=== Task instructions ===
Isolate every line in the records below with "oleh" in it.

--- BEGIN Listed entries ---

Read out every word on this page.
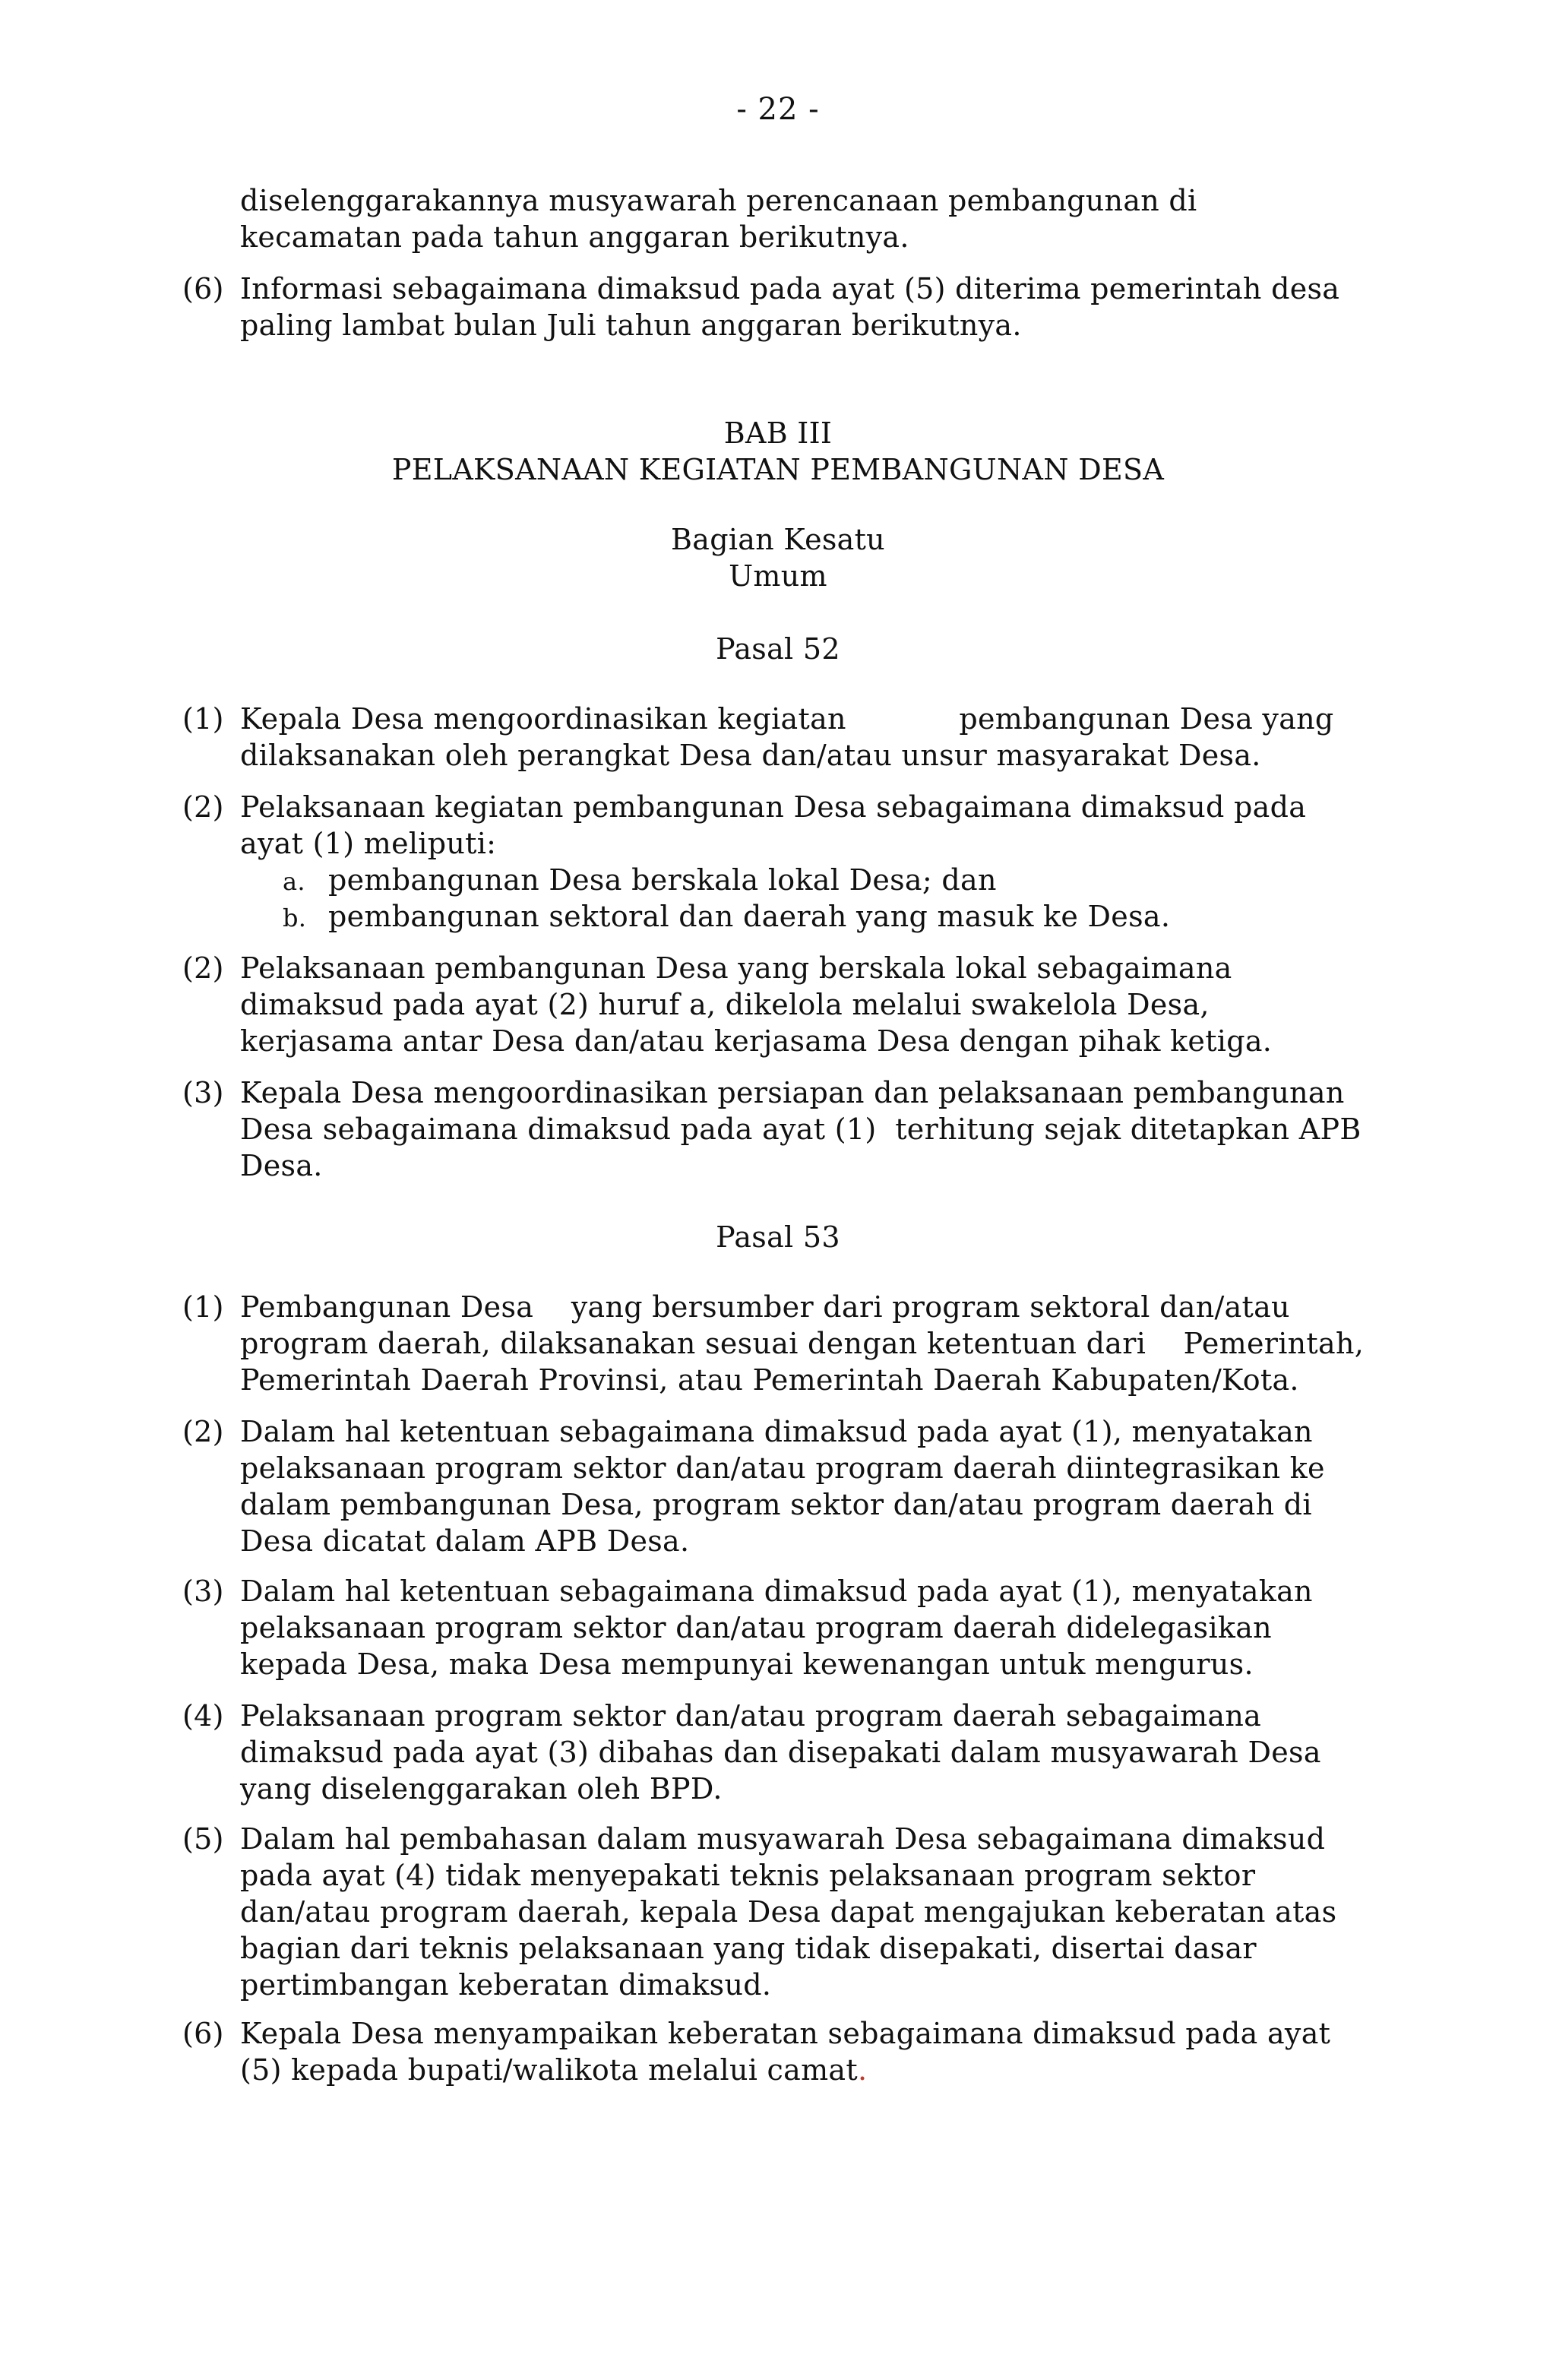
- 22 -
diselenggarakannya musyawarah perencanaan pembangunan di
kecamatan pada tahun anggaran berikutnya.
(6) Informasi sebagaimana dimaksud pada ayat (5) diterima pemerintah desa
paling lambat bulan Juli tahun anggaran berikutnya.
BAB III
PELAKSANAAN KEGIATAN PEMBANGUNAN DESA
Bagian Kesatu
Umum
Pasal 52
(1) Kepala Desa mengoordinasikan kegiatan            pembangunan Desa yang
dilaksanakan oleh perangkat Desa dan/atau unsur masyarakat Desa.
(2) Pelaksanaan kegiatan pembangunan Desa sebagaimana dimaksud pada
ayat (1) meliputi:
a. pembangunan Desa berskala lokal Desa; dan
b. pembangunan sektoral dan daerah yang masuk ke Desa.
(2) Pelaksanaan pembangunan Desa yang berskala lokal sebagaimana
dimaksud pada ayat (2) huruf a, dikelola melalui swakelola Desa,
kerjasama antar Desa dan/atau kerjasama Desa dengan pihak ketiga.
(3) Kepala Desa mengoordinasikan persiapan dan pelaksanaan pembangunan
Desa sebagaimana dimaksud pada ayat (1)  terhitung sejak ditetapkan APB
Desa.
Pasal 53
(1) Pembangunan Desa    yang bersumber dari program sektoral dan/atau
program daerah, dilaksanakan sesuai dengan ketentuan dari    Pemerintah,
Pemerintah Daerah Provinsi, atau Pemerintah Daerah Kabupaten/Kota.
(2) Dalam hal ketentuan sebagaimana dimaksud pada ayat (1), menyatakan
pelaksanaan program sektor dan/atau program daerah diintegrasikan ke
dalam pembangunan Desa, program sektor dan/atau program daerah di
Desa dicatat dalam APB Desa.
(3) Dalam hal ketentuan sebagaimana dimaksud pada ayat (1), menyatakan
pelaksanaan program sektor dan/atau program daerah didelegasikan
kepada Desa, maka Desa mempunyai kewenangan untuk mengurus.
(4) Pelaksanaan program sektor dan/atau program daerah sebagaimana
dimaksud pada ayat (3) dibahas dan disepakati dalam musyawarah Desa
yang diselenggarakan oleh BPD.
(5) Dalam hal pembahasan dalam musyawarah Desa sebagaimana dimaksud
pada ayat (4) tidak menyepakati teknis pelaksanaan program sektor
dan/atau program daerah, kepala Desa dapat mengajukan keberatan atas
bagian dari teknis pelaksanaan yang tidak disepakati, disertai dasar
pertimbangan keberatan dimaksud.
(6) Kepala Desa menyampaikan keberatan sebagaimana dimaksud pada ayat
(5) kepada bupati/walikota melalui camat.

--- END Listed entries ---

=== Right answer ===
dilaksanakan oleh perangkat Desa dan/atau unsur masyarakat Desa.
yang diselenggarakan oleh BPD.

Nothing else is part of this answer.